- Task statement -
Give back the whole listing exactly as shown.

A run of records
● ● ●
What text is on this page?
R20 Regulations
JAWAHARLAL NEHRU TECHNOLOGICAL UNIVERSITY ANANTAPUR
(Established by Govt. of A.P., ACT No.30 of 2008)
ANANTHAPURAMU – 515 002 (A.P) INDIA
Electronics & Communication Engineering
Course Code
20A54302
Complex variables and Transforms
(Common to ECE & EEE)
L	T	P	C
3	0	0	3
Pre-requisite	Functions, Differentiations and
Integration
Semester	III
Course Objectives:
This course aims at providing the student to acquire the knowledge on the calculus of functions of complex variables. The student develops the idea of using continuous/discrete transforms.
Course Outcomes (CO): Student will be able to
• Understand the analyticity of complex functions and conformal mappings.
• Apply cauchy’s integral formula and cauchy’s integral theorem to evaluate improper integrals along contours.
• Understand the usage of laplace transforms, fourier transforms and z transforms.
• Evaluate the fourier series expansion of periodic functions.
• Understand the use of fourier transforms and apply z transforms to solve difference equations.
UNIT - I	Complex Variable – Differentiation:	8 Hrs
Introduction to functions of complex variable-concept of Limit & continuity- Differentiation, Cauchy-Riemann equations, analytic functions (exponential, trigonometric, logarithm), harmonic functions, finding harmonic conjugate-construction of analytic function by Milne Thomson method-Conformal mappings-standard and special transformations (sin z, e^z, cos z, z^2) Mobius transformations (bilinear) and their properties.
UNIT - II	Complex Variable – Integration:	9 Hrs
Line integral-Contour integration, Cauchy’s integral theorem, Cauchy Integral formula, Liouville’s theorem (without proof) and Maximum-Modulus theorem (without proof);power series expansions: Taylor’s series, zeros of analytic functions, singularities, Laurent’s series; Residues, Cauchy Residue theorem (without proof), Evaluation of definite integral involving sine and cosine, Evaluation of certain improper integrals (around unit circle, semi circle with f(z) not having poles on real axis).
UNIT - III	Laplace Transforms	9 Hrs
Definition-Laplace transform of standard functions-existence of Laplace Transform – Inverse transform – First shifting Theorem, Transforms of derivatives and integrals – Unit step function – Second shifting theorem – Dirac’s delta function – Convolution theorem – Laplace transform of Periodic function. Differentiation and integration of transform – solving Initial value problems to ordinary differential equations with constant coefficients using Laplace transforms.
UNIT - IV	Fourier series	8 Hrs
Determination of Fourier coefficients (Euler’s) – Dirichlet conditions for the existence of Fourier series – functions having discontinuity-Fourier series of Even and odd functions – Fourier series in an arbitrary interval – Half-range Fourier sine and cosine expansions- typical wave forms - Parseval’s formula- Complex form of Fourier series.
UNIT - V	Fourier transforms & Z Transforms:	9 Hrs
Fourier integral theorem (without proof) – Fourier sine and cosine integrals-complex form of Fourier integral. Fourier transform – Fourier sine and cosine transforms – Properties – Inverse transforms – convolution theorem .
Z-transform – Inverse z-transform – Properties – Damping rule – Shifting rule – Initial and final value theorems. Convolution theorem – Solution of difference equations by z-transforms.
● ● ●
- Written solution -
What text is on this page?
R20 Regulations
JAWAHARLAL NEHRU TECHNOLOGICAL UNIVERSITY ANANTAPUR
(Established by Govt. of A.P., ACT No.30 of 2008)
ANANTHAPURAMU – 515 002 (A.P) INDIA
Electronics & Communication Engineering
Course Code
20A54302
Complex variables and Transforms
(Common to ECE & EEE)
L	T	P	C
3	0	0	3
Pre-requisite	Functions, Differentiations and
Integration
Semester	III
Course Objectives:
This course aims at providing the student to acquire the knowledge on the calculus of functions of complex variables. The student develops the idea of using continuous/discrete transforms.
Course Outcomes (CO): Student will be able to
• Understand the analyticity of complex functions and conformal mappings.
• Apply cauchy’s integral formula and cauchy’s integral theorem to evaluate improper integrals along contours.
• Understand the usage of laplace transforms, fourier transforms and z transforms.
• Evaluate the fourier series expansion of periodic functions.
• Understand the use of fourier transforms and apply z transforms to solve difference equations.
UNIT - I	Complex Variable – Differentiation:	8 Hrs
Introduction to functions of complex variable-concept of Limit & continuity- Differentiation, Cauchy-Riemann equations, analytic functions (exponential, trigonometric, logarithm), harmonic functions, finding harmonic conjugate-construction of analytic function by Milne Thomson method-Conformal mappings-standard and special transformations (sin z, e^z, cos z, z^2) Mobius transformations (bilinear) and their properties.
UNIT - II	Complex Variable – Integration:	9 Hrs
Line integral-Contour integration, Cauchy’s integral theorem, Cauchy Integral formula, Liouville’s theorem (without proof) and Maximum-Modulus theorem (without proof);power series expansions: Taylor’s series, zeros of analytic functions, singularities, Laurent’s series; Residues, Cauchy Residue theorem (without proof), Evaluation of definite integral involving sine and cosine, Evaluation of certain improper integrals (around unit circle, semi circle with f(z) not having poles on real axis).
UNIT - III	Laplace Transforms	9 Hrs
Definition-Laplace transform of standard functions-existence of Laplace Transform – Inverse transform – First shifting Theorem, Transforms of derivatives and integrals – Unit step function – Second shifting theorem – Dirac’s delta function – Convolution theorem – Laplace transform of Periodic function. Differentiation and integration of transform – solving Initial value problems to ordinary differential equations with constant coefficients using Laplace transforms.
UNIT - IV	Fourier series	8 Hrs
Determination of Fourier coefficients (Euler’s) – Dirichlet conditions for the existence of Fourier series – functions having discontinuity-Fourier series of Even and odd functions – Fourier series in an arbitrary interval – Half-range Fourier sine and cosine expansions- typical wave forms - Parseval’s formula- Complex form of Fourier series.
UNIT - V	Fourier transforms & Z Transforms:	9 Hrs
Fourier integral theorem (without proof) – Fourier sine and cosine integrals-complex form of Fourier integral. Fourier transform – Fourier sine and cosine transforms – Properties – Inverse transforms – convolution theorem .
Z-transform – Inverse z-transform – Properties – Damping rule – Shifting rule – Initial and final value theorems. Convolution theorem – Solution of difference equations by z-transforms.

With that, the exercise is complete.